■ Job
Check each line of the records below and collect those that include the word "marker".

========================================================================

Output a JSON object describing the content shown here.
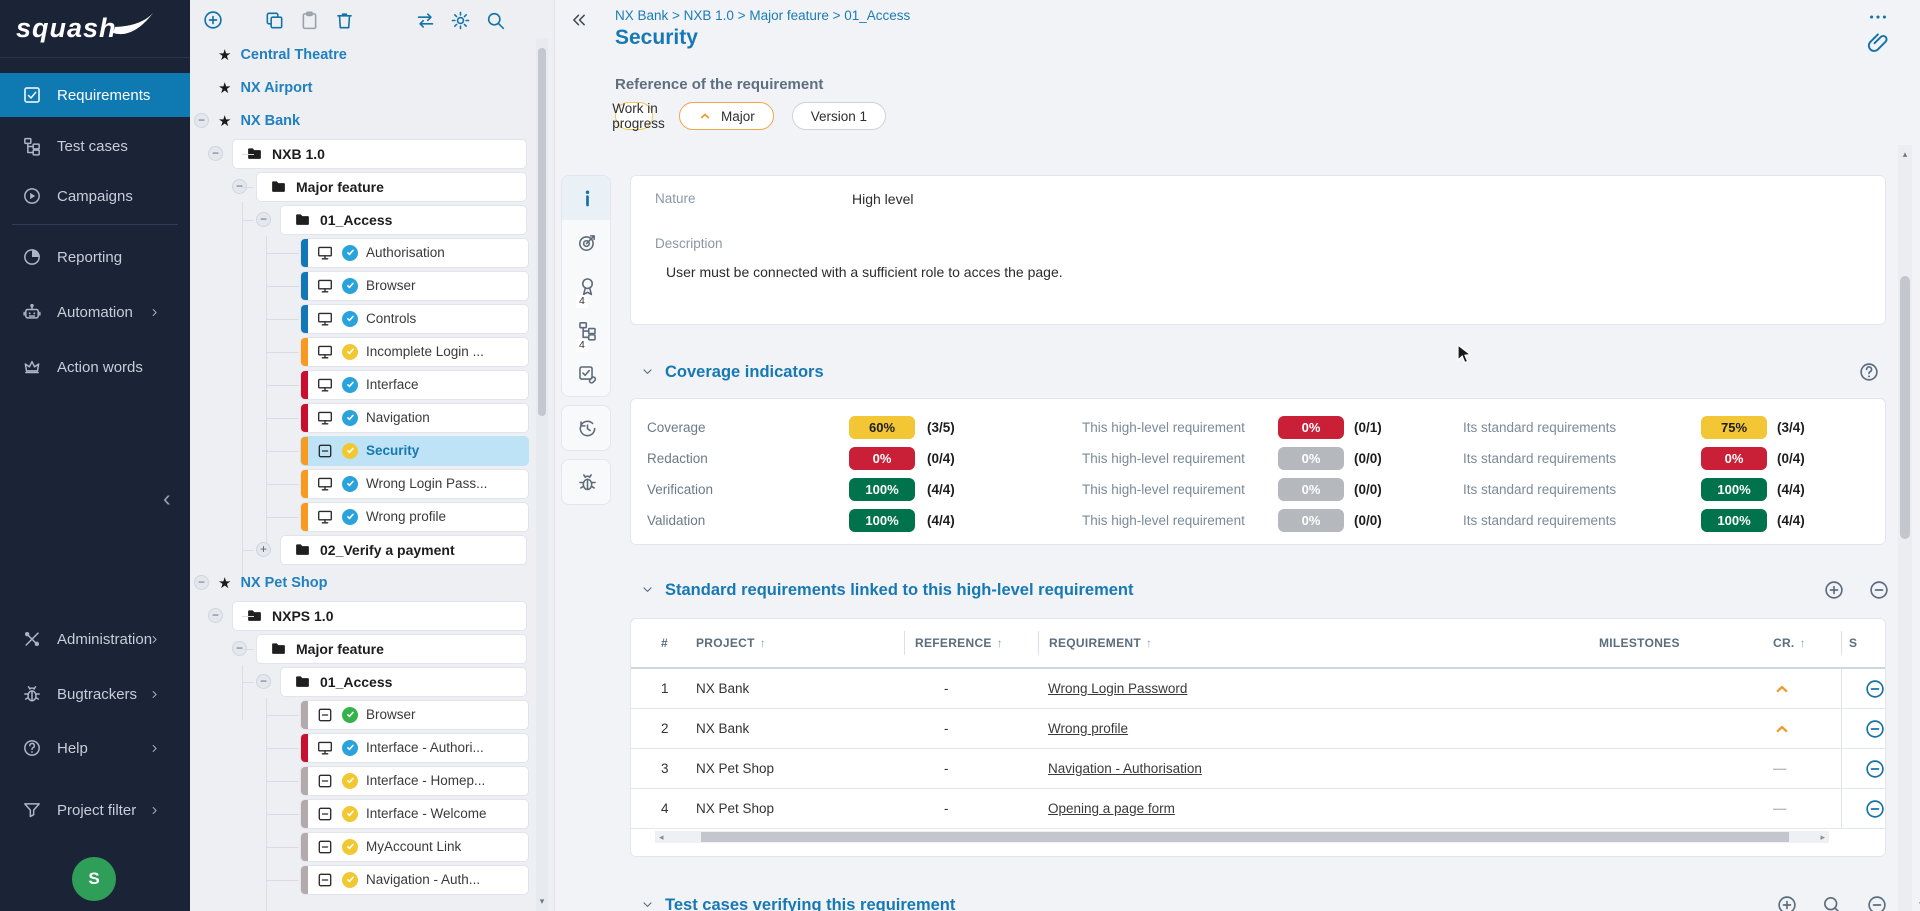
{
  "app": {
    "logo_text": "squash"
  },
  "colors": {
    "accent_blue": "#1372a8",
    "navy_sidebar": "#1b2337",
    "selected_nav": "#0e7ab1",
    "selected_tree_row": "#bfe3f6",
    "badge_yellow": "#f3c635",
    "badge_red": "#c91f37",
    "badge_green": "#00734d",
    "badge_gray": "#b5b9bd",
    "bar_blue": "#1178b5",
    "bar_orange": "#f79a1f",
    "bar_red": "#c8102e",
    "bar_gray": "#b3abab",
    "status_blue": "#2aa3dc",
    "status_yellow": "#f2c832",
    "status_green": "#35b34a",
    "caret_orange": "#f2992e",
    "avatar_green": "#2f9e58",
    "title_blue": "#1878b6"
  },
  "sidebar": {
    "items": [
      {
        "icon": "checkbox-check",
        "label": "Requirements",
        "selected": true,
        "chevron": false
      },
      {
        "icon": "hierarchy",
        "label": "Test cases",
        "selected": false,
        "chevron": false
      },
      {
        "icon": "play-circle",
        "label": "Campaigns",
        "selected": false,
        "chevron": false
      },
      {
        "icon": "pie-chart",
        "label": "Reporting",
        "selected": false,
        "chevron": false
      },
      {
        "icon": "robot",
        "label": "Automation",
        "selected": false,
        "chevron": true
      },
      {
        "icon": "crown",
        "label": "Action words",
        "selected": false,
        "chevron": false
      }
    ],
    "bottom_items": [
      {
        "icon": "tools",
        "label": "Administration",
        "selected": false,
        "chevron": true
      },
      {
        "icon": "bug",
        "label": "Bugtrackers",
        "selected": false,
        "chevron": true
      },
      {
        "icon": "help-circle",
        "label": "Help",
        "selected": false,
        "chevron": true
      },
      {
        "icon": "funnel",
        "label": "Project filter",
        "selected": false,
        "chevron": true
      }
    ],
    "avatar_text": "S"
  },
  "tree": {
    "toolbar": {
      "left": [
        {
          "icon": "plus-circle",
          "name": "create-button"
        }
      ],
      "clipboard": [
        {
          "icon": "copy",
          "name": "copy-button"
        },
        {
          "icon": "clipboard",
          "name": "paste-button",
          "disabled": true
        },
        {
          "icon": "trash",
          "name": "delete-button"
        }
      ],
      "right": [
        {
          "icon": "swap-horizontal",
          "name": "transfer-button"
        },
        {
          "icon": "gear",
          "name": "settings-button"
        },
        {
          "icon": "search",
          "name": "search-button"
        }
      ]
    },
    "nodes": [
      {
        "kind": "project",
        "label": "Central Theatre",
        "expander": null
      },
      {
        "kind": "project",
        "label": "NX Airport",
        "expander": null
      },
      {
        "kind": "project",
        "label": "NX Bank",
        "expander": "-"
      },
      {
        "kind": "folder",
        "depth": 1,
        "label": "NXB 1.0",
        "expander": "-"
      },
      {
        "kind": "folder",
        "depth": 2,
        "label": "Major feature",
        "expander": "-"
      },
      {
        "kind": "folder",
        "depth": 3,
        "label": "01_Access",
        "expander": "-"
      },
      {
        "kind": "leaf",
        "label": "Authorisation",
        "bar": "blue",
        "icon": "monitor",
        "status": "blue"
      },
      {
        "kind": "leaf",
        "label": "Browser",
        "bar": "blue",
        "icon": "monitor",
        "status": "blue"
      },
      {
        "kind": "leaf",
        "label": "Controls",
        "bar": "blue",
        "icon": "monitor",
        "status": "blue"
      },
      {
        "kind": "leaf",
        "label": "Incomplete Login ...",
        "bar": "orange",
        "icon": "monitor",
        "status": "yellow"
      },
      {
        "kind": "leaf",
        "label": "Interface",
        "bar": "red",
        "icon": "monitor",
        "status": "blue"
      },
      {
        "kind": "leaf",
        "label": "Navigation",
        "bar": "red",
        "icon": "monitor",
        "status": "blue"
      },
      {
        "kind": "leaf",
        "label": "Security",
        "bar": "orange",
        "icon": "square-minus",
        "status": "yellow",
        "selected": true
      },
      {
        "kind": "leaf",
        "label": "Wrong Login Pass...",
        "bar": "orange",
        "icon": "monitor",
        "status": "blue"
      },
      {
        "kind": "leaf",
        "label": "Wrong profile",
        "bar": "orange",
        "icon": "monitor",
        "status": "blue"
      },
      {
        "kind": "folder",
        "depth": 3,
        "label": "02_Verify a payment",
        "expander": "+"
      },
      {
        "kind": "project",
        "label": "NX Pet Shop",
        "expander": "-"
      },
      {
        "kind": "folder",
        "depth": 1,
        "label": "NXPS 1.0",
        "expander": "-"
      },
      {
        "kind": "folder",
        "depth": 2,
        "label": "Major feature",
        "expander": "-"
      },
      {
        "kind": "folder",
        "depth": 3,
        "label": "01_Access",
        "expander": "-"
      },
      {
        "kind": "leaf",
        "label": "Browser",
        "bar": "gray",
        "icon": "square-minus",
        "status": "green"
      },
      {
        "kind": "leaf",
        "label": "Interface - Authori...",
        "bar": "red",
        "icon": "monitor",
        "status": "blue"
      },
      {
        "kind": "leaf",
        "label": "Interface - Homep...",
        "bar": "gray",
        "icon": "square-minus",
        "status": "yellow"
      },
      {
        "kind": "leaf",
        "label": "Interface - Welcome",
        "bar": "gray",
        "icon": "square-minus",
        "status": "yellow"
      },
      {
        "kind": "leaf",
        "label": "MyAccount Link",
        "bar": "gray",
        "icon": "square-minus",
        "status": "yellow"
      },
      {
        "kind": "leaf",
        "label": "Navigation - Auth...",
        "bar": "gray",
        "icon": "square-minus",
        "status": "yellow"
      }
    ]
  },
  "main": {
    "breadcrumb": "NX Bank > NXB 1.0 > Major feature > 01_Access",
    "title": "Security",
    "ref_label": "Reference of the requirement",
    "chips": [
      {
        "type": "status",
        "label": "Work in progress",
        "marker": "dot"
      },
      {
        "type": "criticality",
        "label": "Major",
        "marker": "caret-up-bold"
      },
      {
        "type": "version",
        "label": "Version 1",
        "marker": null
      }
    ],
    "rail_groups": [
      [
        {
          "icon": "info",
          "selected": true
        },
        {
          "icon": "target"
        },
        {
          "icon": "award",
          "badge": "4"
        },
        {
          "icon": "hierarchy",
          "badge": "4"
        },
        {
          "icon": "verify-link"
        }
      ],
      [
        {
          "icon": "history"
        }
      ],
      [
        {
          "icon": "bug"
        }
      ]
    ],
    "info": {
      "nature_label": "Nature",
      "nature_value": "High level",
      "description_label": "Description",
      "description_text": "User must be connected with a sufficient role to acces the page."
    },
    "coverage": {
      "title": "Coverage indicators",
      "mid_label": "This high-level requirement",
      "right_label": "Its standard requirements",
      "rows": [
        {
          "label": "Coverage",
          "self": {
            "pct": "60%",
            "count": "(3/5)",
            "color": "yellow"
          },
          "mid": {
            "pct": "0%",
            "count": "(0/1)",
            "color": "red"
          },
          "right": {
            "pct": "75%",
            "count": "(3/4)",
            "color": "yellow"
          }
        },
        {
          "label": "Redaction",
          "self": {
            "pct": "0%",
            "count": "(0/4)",
            "color": "red"
          },
          "mid": {
            "pct": "0%",
            "count": "(0/0)",
            "color": "gray"
          },
          "right": {
            "pct": "0%",
            "count": "(0/4)",
            "color": "red"
          }
        },
        {
          "label": "Verification",
          "self": {
            "pct": "100%",
            "count": "(4/4)",
            "color": "green"
          },
          "mid": {
            "pct": "0%",
            "count": "(0/0)",
            "color": "gray"
          },
          "right": {
            "pct": "100%",
            "count": "(4/4)",
            "color": "green"
          }
        },
        {
          "label": "Validation",
          "self": {
            "pct": "100%",
            "count": "(4/4)",
            "color": "green"
          },
          "mid": {
            "pct": "0%",
            "count": "(0/0)",
            "color": "gray"
          },
          "right": {
            "pct": "100%",
            "count": "(4/4)",
            "color": "green"
          }
        }
      ]
    },
    "linked": {
      "title": "Standard requirements linked to this high-level requirement",
      "columns": [
        {
          "label": "#",
          "sort": false
        },
        {
          "label": "PROJECT",
          "sort": true
        },
        {
          "label": "REFERENCE",
          "sort": true
        },
        {
          "label": "REQUIREMENT",
          "sort": true
        },
        {
          "label": "MILESTONES",
          "sort": false
        },
        {
          "label": "CR.",
          "sort": true
        },
        {
          "label": "S",
          "sort": false
        }
      ],
      "rows": [
        {
          "num": "1",
          "project": "NX Bank",
          "reference": "-",
          "requirement": "Wrong Login Password",
          "milestones": "",
          "cr": "caret",
          "status_color": "blue"
        },
        {
          "num": "2",
          "project": "NX Bank",
          "reference": "-",
          "requirement": "Wrong profile",
          "milestones": "",
          "cr": "caret",
          "status_color": "blue"
        },
        {
          "num": "3",
          "project": "NX Pet Shop",
          "reference": "-",
          "requirement": "Navigation - Authorisation",
          "milestones": "",
          "cr": "dash",
          "status_color": "yellow"
        },
        {
          "num": "4",
          "project": "NX Pet Shop",
          "reference": "-",
          "requirement": "Opening a page form",
          "milestones": "",
          "cr": "dash",
          "status_color": "yellow"
        }
      ]
    },
    "test_cases": {
      "title": "Test cases verifying this requirement"
    }
  }
}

========================================================================

■ Reply
        "marker": "dot"
        "marker": "caret-up-bold"
        "marker": null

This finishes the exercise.